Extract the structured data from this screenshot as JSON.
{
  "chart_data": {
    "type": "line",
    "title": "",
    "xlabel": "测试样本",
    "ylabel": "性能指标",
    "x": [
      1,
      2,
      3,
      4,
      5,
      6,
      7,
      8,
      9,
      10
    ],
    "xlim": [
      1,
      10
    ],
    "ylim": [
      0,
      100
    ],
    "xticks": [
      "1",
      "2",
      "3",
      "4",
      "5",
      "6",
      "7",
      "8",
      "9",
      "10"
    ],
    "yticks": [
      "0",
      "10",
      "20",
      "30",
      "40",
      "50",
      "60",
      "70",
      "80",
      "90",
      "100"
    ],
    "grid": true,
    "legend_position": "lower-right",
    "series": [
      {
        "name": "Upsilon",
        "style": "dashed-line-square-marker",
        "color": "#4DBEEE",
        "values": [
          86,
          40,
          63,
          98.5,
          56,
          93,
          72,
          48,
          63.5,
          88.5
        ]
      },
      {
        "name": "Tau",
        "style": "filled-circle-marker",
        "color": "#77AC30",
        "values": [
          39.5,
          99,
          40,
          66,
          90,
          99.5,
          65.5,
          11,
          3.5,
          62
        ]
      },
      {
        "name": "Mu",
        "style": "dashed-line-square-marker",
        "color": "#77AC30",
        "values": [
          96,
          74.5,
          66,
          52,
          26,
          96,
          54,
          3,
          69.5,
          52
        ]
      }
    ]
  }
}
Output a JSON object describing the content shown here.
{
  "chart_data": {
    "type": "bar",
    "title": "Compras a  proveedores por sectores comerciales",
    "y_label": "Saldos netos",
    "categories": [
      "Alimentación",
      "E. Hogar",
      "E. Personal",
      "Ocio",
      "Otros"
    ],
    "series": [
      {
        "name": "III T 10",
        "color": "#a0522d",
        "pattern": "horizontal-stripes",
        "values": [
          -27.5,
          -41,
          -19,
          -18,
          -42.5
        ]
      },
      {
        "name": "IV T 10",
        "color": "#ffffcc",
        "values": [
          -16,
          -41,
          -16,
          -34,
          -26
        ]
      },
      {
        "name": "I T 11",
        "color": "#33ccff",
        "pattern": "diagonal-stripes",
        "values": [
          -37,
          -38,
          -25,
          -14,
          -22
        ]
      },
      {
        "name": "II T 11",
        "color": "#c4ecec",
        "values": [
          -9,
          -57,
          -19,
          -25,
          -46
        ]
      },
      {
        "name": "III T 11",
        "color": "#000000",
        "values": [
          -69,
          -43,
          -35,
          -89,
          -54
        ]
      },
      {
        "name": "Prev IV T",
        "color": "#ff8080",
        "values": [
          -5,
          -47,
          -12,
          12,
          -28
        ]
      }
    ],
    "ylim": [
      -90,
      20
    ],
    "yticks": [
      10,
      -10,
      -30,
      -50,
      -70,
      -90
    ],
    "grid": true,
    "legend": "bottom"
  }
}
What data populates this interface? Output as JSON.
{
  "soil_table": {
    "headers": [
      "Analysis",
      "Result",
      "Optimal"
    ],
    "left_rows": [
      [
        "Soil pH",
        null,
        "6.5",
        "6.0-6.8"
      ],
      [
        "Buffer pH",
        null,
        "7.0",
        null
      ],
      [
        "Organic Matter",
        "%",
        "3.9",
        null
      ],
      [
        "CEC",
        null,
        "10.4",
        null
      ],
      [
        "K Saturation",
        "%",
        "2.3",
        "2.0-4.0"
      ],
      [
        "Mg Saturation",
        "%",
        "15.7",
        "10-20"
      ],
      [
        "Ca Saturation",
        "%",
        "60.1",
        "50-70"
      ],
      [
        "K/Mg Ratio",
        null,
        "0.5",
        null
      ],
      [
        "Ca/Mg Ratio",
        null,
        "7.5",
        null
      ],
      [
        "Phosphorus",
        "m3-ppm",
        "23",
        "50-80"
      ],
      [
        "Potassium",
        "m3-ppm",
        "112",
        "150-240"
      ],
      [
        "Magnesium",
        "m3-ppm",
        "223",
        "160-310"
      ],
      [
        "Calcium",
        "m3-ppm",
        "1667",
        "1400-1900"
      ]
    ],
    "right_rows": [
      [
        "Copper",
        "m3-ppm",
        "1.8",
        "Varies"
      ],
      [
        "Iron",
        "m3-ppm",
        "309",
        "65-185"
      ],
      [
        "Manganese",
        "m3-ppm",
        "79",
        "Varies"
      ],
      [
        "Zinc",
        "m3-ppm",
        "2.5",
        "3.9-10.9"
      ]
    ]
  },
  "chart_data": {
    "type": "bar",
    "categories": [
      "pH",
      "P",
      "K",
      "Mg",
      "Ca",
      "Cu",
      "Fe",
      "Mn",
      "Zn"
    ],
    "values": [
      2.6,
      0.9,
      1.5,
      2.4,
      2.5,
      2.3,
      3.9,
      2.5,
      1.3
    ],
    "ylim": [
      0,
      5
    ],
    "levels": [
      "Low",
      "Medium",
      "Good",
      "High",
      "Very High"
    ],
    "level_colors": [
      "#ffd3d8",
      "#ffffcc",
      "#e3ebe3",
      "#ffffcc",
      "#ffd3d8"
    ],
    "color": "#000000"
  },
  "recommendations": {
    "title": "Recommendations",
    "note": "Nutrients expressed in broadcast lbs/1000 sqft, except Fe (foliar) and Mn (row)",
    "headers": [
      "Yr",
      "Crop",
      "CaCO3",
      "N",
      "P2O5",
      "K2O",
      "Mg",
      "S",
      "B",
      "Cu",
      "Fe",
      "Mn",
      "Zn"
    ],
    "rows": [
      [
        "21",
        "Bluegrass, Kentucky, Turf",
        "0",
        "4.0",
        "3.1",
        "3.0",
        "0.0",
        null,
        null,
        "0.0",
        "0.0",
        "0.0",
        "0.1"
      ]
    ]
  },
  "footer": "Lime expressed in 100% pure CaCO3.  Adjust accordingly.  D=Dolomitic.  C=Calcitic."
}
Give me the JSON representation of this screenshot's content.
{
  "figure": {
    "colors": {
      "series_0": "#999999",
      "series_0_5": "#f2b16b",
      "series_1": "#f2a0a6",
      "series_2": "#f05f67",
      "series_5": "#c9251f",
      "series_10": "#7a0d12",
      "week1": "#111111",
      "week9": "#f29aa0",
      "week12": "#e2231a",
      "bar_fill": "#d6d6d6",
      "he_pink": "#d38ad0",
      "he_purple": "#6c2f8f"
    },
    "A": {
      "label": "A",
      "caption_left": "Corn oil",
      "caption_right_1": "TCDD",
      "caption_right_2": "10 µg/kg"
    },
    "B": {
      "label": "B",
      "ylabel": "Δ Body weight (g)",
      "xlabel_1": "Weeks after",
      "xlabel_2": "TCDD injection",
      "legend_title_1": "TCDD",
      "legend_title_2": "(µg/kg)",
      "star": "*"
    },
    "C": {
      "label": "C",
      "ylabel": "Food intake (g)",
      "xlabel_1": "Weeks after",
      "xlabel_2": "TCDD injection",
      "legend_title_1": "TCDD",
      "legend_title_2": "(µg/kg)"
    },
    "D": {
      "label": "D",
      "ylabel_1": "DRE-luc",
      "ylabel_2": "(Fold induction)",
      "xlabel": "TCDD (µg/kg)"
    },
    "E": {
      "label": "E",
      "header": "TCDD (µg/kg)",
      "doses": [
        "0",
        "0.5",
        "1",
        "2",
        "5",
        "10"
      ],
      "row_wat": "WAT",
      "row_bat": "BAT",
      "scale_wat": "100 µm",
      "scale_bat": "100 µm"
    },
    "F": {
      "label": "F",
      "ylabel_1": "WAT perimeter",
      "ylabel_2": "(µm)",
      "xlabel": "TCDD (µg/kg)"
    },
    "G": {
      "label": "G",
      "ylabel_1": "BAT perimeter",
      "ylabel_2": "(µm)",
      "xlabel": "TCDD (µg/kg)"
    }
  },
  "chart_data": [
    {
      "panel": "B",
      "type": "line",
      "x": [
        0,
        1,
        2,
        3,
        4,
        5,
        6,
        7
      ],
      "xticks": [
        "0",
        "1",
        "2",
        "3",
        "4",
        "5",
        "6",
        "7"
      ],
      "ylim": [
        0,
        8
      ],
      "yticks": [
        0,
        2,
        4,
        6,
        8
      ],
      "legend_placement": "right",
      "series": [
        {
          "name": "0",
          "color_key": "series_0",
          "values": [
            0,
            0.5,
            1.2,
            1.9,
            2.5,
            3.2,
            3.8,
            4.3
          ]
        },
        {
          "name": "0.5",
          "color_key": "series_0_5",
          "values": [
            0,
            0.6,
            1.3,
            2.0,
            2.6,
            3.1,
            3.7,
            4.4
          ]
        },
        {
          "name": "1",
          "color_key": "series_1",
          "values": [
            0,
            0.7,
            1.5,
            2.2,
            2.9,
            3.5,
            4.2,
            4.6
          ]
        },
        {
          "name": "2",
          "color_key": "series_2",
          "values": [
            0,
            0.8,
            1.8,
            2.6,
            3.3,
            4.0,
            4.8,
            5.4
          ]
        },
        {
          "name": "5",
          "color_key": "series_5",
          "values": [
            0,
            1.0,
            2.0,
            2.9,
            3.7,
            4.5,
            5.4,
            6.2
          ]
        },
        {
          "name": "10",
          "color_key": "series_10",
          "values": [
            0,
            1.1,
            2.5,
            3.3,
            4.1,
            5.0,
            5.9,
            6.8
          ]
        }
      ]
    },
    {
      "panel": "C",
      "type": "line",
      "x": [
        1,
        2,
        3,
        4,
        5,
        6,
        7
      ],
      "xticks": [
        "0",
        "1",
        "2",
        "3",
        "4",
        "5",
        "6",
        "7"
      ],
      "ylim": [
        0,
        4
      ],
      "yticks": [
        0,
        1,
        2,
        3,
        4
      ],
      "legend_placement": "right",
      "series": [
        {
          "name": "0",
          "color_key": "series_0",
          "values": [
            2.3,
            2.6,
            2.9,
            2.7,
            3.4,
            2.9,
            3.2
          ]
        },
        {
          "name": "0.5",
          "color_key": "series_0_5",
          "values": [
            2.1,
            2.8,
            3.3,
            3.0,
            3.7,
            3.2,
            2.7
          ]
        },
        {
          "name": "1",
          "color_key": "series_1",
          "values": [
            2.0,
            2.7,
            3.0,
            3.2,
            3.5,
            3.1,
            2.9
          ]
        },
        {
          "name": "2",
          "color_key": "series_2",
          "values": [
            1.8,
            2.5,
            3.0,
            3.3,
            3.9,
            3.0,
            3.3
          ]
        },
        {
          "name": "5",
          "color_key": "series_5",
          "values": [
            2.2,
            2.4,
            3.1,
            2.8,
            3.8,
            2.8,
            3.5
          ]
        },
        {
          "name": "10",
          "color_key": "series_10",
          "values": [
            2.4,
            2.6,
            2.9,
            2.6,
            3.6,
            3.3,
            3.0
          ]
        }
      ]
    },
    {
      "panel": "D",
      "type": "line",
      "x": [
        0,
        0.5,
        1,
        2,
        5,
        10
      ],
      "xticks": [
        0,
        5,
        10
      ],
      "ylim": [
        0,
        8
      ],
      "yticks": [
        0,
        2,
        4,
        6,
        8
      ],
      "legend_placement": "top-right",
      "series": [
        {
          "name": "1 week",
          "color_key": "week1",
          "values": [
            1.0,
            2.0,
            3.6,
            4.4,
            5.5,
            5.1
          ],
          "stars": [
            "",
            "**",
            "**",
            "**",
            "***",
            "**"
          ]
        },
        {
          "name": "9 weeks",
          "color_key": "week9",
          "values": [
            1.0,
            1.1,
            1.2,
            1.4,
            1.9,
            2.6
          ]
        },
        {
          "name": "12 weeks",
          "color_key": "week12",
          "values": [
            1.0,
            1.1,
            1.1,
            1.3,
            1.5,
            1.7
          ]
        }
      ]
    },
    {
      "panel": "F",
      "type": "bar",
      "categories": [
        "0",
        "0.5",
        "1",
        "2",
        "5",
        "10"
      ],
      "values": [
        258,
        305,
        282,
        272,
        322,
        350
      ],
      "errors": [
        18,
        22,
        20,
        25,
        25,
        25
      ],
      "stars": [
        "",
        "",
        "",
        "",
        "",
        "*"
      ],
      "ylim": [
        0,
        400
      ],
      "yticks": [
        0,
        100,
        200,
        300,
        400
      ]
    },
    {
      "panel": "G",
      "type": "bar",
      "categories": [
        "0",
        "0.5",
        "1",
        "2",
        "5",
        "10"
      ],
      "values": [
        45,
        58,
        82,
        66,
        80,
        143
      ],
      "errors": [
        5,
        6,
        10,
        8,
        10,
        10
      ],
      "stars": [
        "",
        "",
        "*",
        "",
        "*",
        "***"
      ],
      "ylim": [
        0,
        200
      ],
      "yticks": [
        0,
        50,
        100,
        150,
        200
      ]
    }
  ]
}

════════════════

WHAT THE TASK ASKS
Extract each line from the listing that holds the word "perimeter".

RESULT OF THE EXERCISE
      "ylabel_1": "WAT perimeter",
      "ylabel_1": "BAT perimeter",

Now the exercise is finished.